┌────────

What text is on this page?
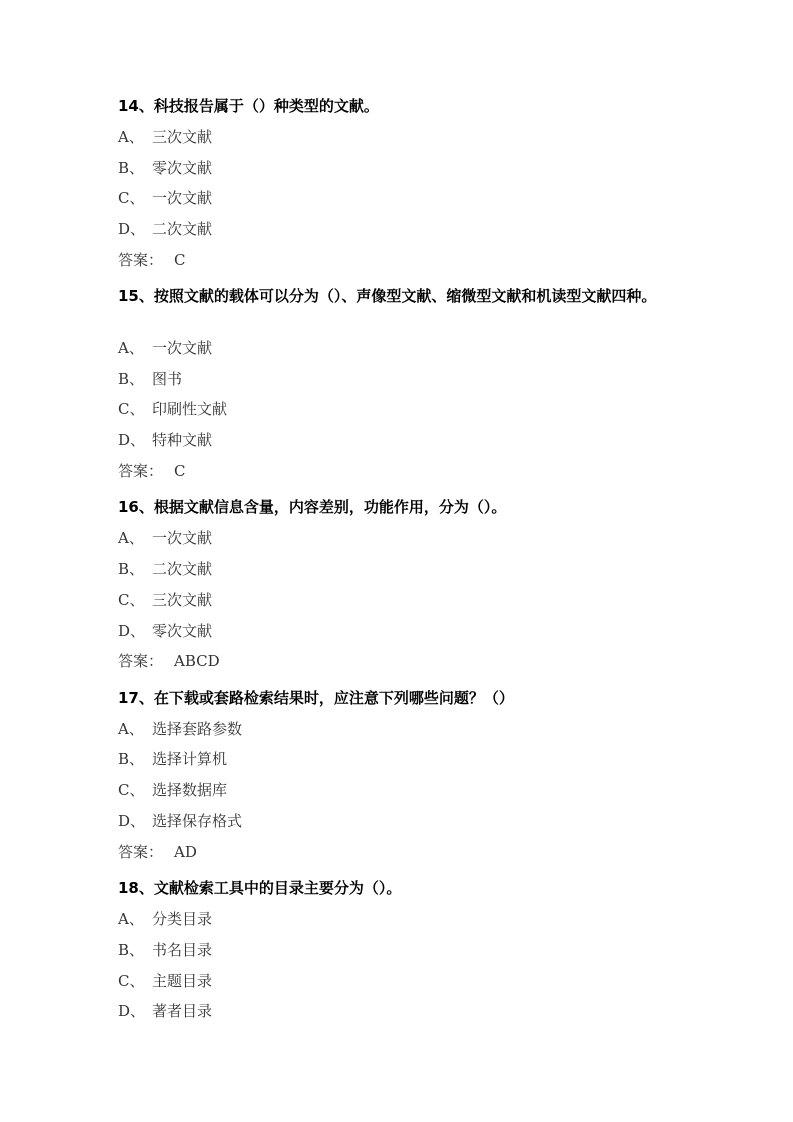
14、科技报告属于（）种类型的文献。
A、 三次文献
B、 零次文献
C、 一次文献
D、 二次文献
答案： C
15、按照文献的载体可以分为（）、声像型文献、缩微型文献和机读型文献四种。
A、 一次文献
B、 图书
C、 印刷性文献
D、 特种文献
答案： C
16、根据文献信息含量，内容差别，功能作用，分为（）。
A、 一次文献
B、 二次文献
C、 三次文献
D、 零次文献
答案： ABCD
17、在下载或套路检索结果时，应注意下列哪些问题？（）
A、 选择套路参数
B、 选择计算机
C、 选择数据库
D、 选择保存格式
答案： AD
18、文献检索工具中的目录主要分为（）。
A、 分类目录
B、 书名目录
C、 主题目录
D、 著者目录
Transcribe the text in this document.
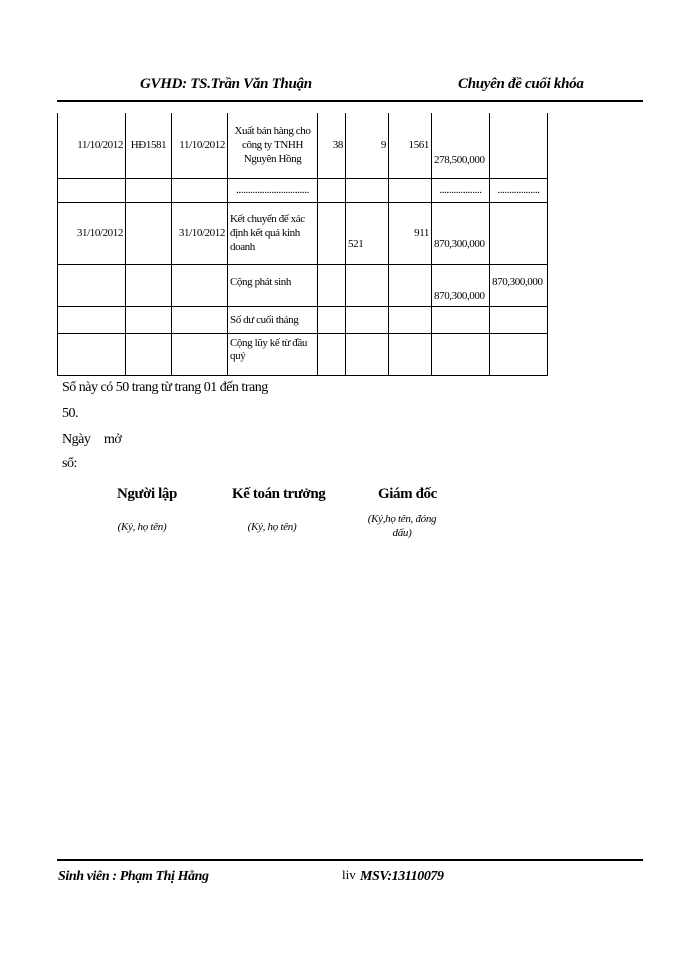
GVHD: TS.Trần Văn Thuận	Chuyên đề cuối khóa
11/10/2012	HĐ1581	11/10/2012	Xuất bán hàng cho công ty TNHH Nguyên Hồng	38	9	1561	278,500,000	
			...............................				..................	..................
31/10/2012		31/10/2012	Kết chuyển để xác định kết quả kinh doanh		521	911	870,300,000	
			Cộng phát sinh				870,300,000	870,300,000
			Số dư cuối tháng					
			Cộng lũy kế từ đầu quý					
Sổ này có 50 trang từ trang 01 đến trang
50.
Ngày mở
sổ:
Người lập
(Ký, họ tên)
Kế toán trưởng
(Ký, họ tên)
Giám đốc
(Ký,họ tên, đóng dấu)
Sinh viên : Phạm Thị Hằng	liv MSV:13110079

└────────

### [Set problem]
Pictures in the data above should not be copied; transcribe everything else exactly.

### [Exercise solution]
What text is on this page?
14、科技报告属于（）种类型的文献。
A、 三次文献
B、 零次文献
C、 一次文献
D、 二次文献
答案： C
15、按照文献的载体可以分为（）、声像型文献、缩微型文献和机读型文献四种。
A、 一次文献
B、 图书
C、 印刷性文献
D、 特种文献
答案： C
16、根据文献信息含量，内容差别，功能作用，分为（）。
A、 一次文献
B、 二次文献
C、 三次文献
D、 零次文献
答案： ABCD
17、在下载或套路检索结果时，应注意下列哪些问题？（）
A、 选择套路参数
B、 选择计算机
C、 选择数据库
D、 选择保存格式
答案： AD
18、文献检索工具中的目录主要分为（）。
A、 分类目录
B、 书名目录
C、 主题目录
D、 著者目录
Transcribe the text in this document.
GVHD: TS.Trần Văn Thuận	Chuyên đề cuối khóa
11/10/2012	HĐ1581	11/10/2012	Xuất bán hàng cho công ty TNHH Nguyên Hồng	38	9	1561	278,500,000	
			...............................				..................	..................
31/10/2012		31/10/2012	Kết chuyển để xác định kết quả kinh doanh		521	911	870,300,000	
			Cộng phát sinh				870,300,000	870,300,000
			Số dư cuối tháng					
			Cộng lũy kế từ đầu quý					
Sổ này có 50 trang từ trang 01 đến trang
50.
Ngày mở
sổ:
Người lập
(Ký, họ tên)
Kế toán trưởng
(Ký, họ tên)
Giám đốc
(Ký,họ tên, đóng dấu)
Sinh viên : Phạm Thị Hằng	liv MSV:13110079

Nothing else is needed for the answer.